Given instruction —
Word for word, restate every line of the material.

Dataset rows —
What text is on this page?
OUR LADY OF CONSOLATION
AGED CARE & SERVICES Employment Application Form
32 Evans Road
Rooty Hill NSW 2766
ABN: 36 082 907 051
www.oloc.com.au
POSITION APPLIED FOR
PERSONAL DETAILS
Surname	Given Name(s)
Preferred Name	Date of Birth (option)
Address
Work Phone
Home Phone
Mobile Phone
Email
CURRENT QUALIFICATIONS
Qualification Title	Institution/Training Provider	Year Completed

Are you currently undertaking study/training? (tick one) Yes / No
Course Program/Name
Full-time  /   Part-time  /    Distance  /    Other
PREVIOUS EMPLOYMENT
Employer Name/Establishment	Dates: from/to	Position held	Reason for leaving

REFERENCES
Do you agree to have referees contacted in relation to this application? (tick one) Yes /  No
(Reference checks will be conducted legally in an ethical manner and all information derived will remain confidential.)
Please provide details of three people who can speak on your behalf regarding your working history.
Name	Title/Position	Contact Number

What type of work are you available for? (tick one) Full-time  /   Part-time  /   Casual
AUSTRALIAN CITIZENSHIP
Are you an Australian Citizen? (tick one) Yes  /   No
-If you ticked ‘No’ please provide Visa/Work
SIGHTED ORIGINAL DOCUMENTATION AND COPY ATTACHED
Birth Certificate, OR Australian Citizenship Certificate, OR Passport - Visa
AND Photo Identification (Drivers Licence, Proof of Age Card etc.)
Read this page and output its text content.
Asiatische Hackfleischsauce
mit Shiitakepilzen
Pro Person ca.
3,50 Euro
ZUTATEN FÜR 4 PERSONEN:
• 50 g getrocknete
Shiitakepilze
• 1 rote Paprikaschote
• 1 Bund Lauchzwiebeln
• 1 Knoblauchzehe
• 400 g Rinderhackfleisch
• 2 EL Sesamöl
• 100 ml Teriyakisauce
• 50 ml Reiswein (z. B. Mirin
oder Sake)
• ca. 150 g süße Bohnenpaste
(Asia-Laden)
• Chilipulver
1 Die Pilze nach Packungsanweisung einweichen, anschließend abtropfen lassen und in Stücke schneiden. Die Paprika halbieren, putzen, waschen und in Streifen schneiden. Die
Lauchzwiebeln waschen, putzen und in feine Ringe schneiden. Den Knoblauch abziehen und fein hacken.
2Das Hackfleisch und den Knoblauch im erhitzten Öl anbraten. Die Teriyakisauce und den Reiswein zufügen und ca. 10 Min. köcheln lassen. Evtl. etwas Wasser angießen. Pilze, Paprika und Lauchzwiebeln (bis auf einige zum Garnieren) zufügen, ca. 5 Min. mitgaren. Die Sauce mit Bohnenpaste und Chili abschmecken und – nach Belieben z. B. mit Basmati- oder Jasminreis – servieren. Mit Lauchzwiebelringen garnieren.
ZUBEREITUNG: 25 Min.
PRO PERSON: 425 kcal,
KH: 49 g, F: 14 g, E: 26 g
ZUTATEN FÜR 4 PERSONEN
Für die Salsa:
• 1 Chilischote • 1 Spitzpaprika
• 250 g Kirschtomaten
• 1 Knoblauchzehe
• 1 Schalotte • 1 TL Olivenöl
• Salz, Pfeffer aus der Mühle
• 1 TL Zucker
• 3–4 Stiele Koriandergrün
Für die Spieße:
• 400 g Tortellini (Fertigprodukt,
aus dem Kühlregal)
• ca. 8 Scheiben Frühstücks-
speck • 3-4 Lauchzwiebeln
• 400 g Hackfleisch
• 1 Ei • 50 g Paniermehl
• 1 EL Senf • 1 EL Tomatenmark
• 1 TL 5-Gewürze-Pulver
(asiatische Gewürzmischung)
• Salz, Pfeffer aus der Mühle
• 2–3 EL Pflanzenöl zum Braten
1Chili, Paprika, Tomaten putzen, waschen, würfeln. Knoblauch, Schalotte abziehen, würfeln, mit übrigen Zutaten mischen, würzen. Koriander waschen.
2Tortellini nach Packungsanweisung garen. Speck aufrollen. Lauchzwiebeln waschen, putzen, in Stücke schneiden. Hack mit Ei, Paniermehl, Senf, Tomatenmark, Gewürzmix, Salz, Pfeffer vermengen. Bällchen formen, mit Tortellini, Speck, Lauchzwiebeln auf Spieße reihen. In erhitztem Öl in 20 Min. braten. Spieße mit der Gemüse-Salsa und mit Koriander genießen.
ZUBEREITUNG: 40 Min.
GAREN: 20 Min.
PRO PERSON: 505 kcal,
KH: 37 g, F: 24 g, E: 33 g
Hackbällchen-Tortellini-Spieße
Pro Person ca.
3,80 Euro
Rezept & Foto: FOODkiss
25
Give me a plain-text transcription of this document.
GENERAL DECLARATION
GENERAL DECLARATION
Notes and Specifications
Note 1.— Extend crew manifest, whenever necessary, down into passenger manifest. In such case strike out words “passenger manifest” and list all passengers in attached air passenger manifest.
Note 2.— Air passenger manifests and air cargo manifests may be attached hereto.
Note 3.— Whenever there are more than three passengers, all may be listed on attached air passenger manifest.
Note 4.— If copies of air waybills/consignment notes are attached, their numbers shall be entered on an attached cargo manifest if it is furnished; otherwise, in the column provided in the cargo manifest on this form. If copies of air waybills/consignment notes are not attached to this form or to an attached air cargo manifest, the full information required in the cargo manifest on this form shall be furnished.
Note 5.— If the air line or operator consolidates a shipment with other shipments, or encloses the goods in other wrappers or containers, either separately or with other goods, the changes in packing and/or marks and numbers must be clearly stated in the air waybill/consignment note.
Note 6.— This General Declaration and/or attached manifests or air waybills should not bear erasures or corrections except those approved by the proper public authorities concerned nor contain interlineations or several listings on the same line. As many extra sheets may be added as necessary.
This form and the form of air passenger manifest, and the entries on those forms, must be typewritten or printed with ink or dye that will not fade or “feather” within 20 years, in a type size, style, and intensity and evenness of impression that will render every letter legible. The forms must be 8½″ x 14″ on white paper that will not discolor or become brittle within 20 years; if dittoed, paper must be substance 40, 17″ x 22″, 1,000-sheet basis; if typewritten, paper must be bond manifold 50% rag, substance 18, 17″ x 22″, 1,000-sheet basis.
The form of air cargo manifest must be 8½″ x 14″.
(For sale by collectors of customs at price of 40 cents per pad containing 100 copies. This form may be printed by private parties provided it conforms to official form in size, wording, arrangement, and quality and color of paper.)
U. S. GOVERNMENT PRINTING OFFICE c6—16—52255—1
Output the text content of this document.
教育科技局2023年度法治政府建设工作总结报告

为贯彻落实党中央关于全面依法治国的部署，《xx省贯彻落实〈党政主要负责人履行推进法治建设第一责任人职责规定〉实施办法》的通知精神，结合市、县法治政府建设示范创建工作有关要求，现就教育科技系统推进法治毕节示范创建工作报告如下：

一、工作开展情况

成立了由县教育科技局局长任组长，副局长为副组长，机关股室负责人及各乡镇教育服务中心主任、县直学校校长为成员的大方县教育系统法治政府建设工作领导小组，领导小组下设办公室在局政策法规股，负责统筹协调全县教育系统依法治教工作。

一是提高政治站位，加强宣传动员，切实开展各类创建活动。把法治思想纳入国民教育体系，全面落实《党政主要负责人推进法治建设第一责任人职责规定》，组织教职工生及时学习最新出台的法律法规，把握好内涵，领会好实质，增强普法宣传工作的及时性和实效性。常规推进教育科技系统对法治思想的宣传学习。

Answer —
What text is on this page?
OUR LADY OF CONSOLATION
AGED CARE & SERVICES Employment Application Form
32 Evans Road
Rooty Hill NSW 2766
ABN: 36 082 907 051
www.oloc.com.au
POSITION APPLIED FOR
PERSONAL DETAILS
Surname	Given Name(s)
Preferred Name	Date of Birth (option)
Address
Work Phone
Home Phone
Mobile Phone
Email
CURRENT QUALIFICATIONS
Qualification Title	Institution/Training Provider	Year Completed

Are you currently undertaking study/training? (tick one) Yes / No
Course Program/Name
Full-time  /   Part-time  /    Distance  /    Other
PREVIOUS EMPLOYMENT
Employer Name/Establishment	Dates: from/to	Position held	Reason for leaving

REFERENCES
Do you agree to have referees contacted in relation to this application? (tick one) Yes /  No
(Reference checks will be conducted legally in an ethical manner and all information derived will remain confidential.)
Please provide details of three people who can speak on your behalf regarding your working history.
Name	Title/Position	Contact Number

What type of work are you available for? (tick one) Full-time  /   Part-time  /   Casual
AUSTRALIAN CITIZENSHIP
Are you an Australian Citizen? (tick one) Yes  /   No
-If you ticked ‘No’ please provide Visa/Work
SIGHTED ORIGINAL DOCUMENTATION AND COPY ATTACHED
Birth Certificate, OR Australian Citizenship Certificate, OR Passport - Visa
AND Photo Identification (Drivers Licence, Proof of Age Card etc.)
Read this page and output its text content.
Asiatische Hackfleischsauce
mit Shiitakepilzen
Pro Person ca.
3,50 Euro
ZUTATEN FÜR 4 PERSONEN:
• 50 g getrocknete
Shiitakepilze
• 1 rote Paprikaschote
• 1 Bund Lauchzwiebeln
• 1 Knoblauchzehe
• 400 g Rinderhackfleisch
• 2 EL Sesamöl
• 100 ml Teriyakisauce
• 50 ml Reiswein (z. B. Mirin
oder Sake)
• ca. 150 g süße Bohnenpaste
(Asia-Laden)
• Chilipulver
1 Die Pilze nach Packungsanweisung einweichen, anschließend abtropfen lassen und in Stücke schneiden. Die Paprika halbieren, putzen, waschen und in Streifen schneiden. Die
Lauchzwiebeln waschen, putzen und in feine Ringe schneiden. Den Knoblauch abziehen und fein hacken.
2Das Hackfleisch und den Knoblauch im erhitzten Öl anbraten. Die Teriyakisauce und den Reiswein zufügen und ca. 10 Min. köcheln lassen. Evtl. etwas Wasser angießen. Pilze, Paprika und Lauchzwiebeln (bis auf einige zum Garnieren) zufügen, ca. 5 Min. mitgaren. Die Sauce mit Bohnenpaste und Chili abschmecken und – nach Belieben z. B. mit Basmati- oder Jasminreis – servieren. Mit Lauchzwiebelringen garnieren.
ZUBEREITUNG: 25 Min.
PRO PERSON: 425 kcal,
KH: 49 g, F: 14 g, E: 26 g
ZUTATEN FÜR 4 PERSONEN
Für die Salsa:
• 1 Chilischote • 1 Spitzpaprika
• 250 g Kirschtomaten
• 1 Knoblauchzehe
• 1 Schalotte • 1 TL Olivenöl
• Salz, Pfeffer aus der Mühle
• 1 TL Zucker
• 3–4 Stiele Koriandergrün
Für die Spieße:
• 400 g Tortellini (Fertigprodukt,
aus dem Kühlregal)
• ca. 8 Scheiben Frühstücks-
speck • 3-4 Lauchzwiebeln
• 400 g Hackfleisch
• 1 Ei • 50 g Paniermehl
• 1 EL Senf • 1 EL Tomatenmark
• 1 TL 5-Gewürze-Pulver
(asiatische Gewürzmischung)
• Salz, Pfeffer aus der Mühle
• 2–3 EL Pflanzenöl zum Braten
1Chili, Paprika, Tomaten putzen, waschen, würfeln. Knoblauch, Schalotte abziehen, würfeln, mit übrigen Zutaten mischen, würzen. Koriander waschen.
2Tortellini nach Packungsanweisung garen. Speck aufrollen. Lauchzwiebeln waschen, putzen, in Stücke schneiden. Hack mit Ei, Paniermehl, Senf, Tomatenmark, Gewürzmix, Salz, Pfeffer vermengen. Bällchen formen, mit Tortellini, Speck, Lauchzwiebeln auf Spieße reihen. In erhitztem Öl in 20 Min. braten. Spieße mit der Gemüse-Salsa und mit Koriander genießen.
ZUBEREITUNG: 40 Min.
GAREN: 20 Min.
PRO PERSON: 505 kcal,
KH: 37 g, F: 24 g, E: 33 g
Hackbällchen-Tortellini-Spieße
Pro Person ca.
3,80 Euro
Rezept & Foto: FOODkiss
25
Give me a plain-text transcription of this document.
GENERAL DECLARATION
GENERAL DECLARATION
Notes and Specifications
Note 1.— Extend crew manifest, whenever necessary, down into passenger manifest. In such case strike out words “passenger manifest” and list all passengers in attached air passenger manifest.
Note 2.— Air passenger manifests and air cargo manifests may be attached hereto.
Note 3.— Whenever there are more than three passengers, all may be listed on attached air passenger manifest.
Note 4.— If copies of air waybills/consignment notes are attached, their numbers shall be entered on an attached cargo manifest if it is furnished; otherwise, in the column provided in the cargo manifest on this form. If copies of air waybills/consignment notes are not attached to this form or to an attached air cargo manifest, the full information required in the cargo manifest on this form shall be furnished.
Note 5.— If the air line or operator consolidates a shipment with other shipments, or encloses the goods in other wrappers or containers, either separately or with other goods, the changes in packing and/or marks and numbers must be clearly stated in the air waybill/consignment note.
Note 6.— This General Declaration and/or attached manifests or air waybills should not bear erasures or corrections except those approved by the proper public authorities concerned nor contain interlineations or several listings on the same line. As many extra sheets may be added as necessary.
This form and the form of air passenger manifest, and the entries on those forms, must be typewritten or printed with ink or dye that will not fade or “feather” within 20 years, in a type size, style, and intensity and evenness of impression that will render every letter legible. The forms must be 8½″ x 14″ on white paper that will not discolor or become brittle within 20 years; if dittoed, paper must be substance 40, 17″ x 22″, 1,000-sheet basis; if typewritten, paper must be bond manifold 50% rag, substance 18, 17″ x 22″, 1,000-sheet basis.
The form of air cargo manifest must be 8½″ x 14″.
(For sale by collectors of customs at price of 40 cents per pad containing 100 copies. This form may be printed by private parties provided it conforms to official form in size, wording, arrangement, and quality and color of paper.)
U. S. GOVERNMENT PRINTING OFFICE c6—16—52255—1
Output the text content of this document.
教育科技局2023年度法治政府建设工作总结报告

为贯彻落实党中央关于全面依法治国的部署，《xx省贯彻落实〈党政主要负责人履行推进法治建设第一责任人职责规定〉实施办法》的通知精神，结合市、县法治政府建设示范创建工作有关要求，现就教育科技系统推进法治毕节示范创建工作报告如下：

一、工作开展情况

成立了由县教育科技局局长任组长，副局长为副组长，机关股室负责人及各乡镇教育服务中心主任、县直学校校长为成员的大方县教育系统法治政府建设工作领导小组，领导小组下设办公室在局政策法规股，负责统筹协调全县教育系统依法治教工作。

一是提高政治站位，加强宣传动员，切实开展各类创建活动。把法治思想纳入国民教育体系，全面落实《党政主要负责人推进法治建设第一责任人职责规定》，组织教职工生及时学习最新出台的法律法规，把握好内涵，领会好实质，增强普法宣传工作的及时性和实效性。常规推进教育科技系统对法治思想的宣传学习。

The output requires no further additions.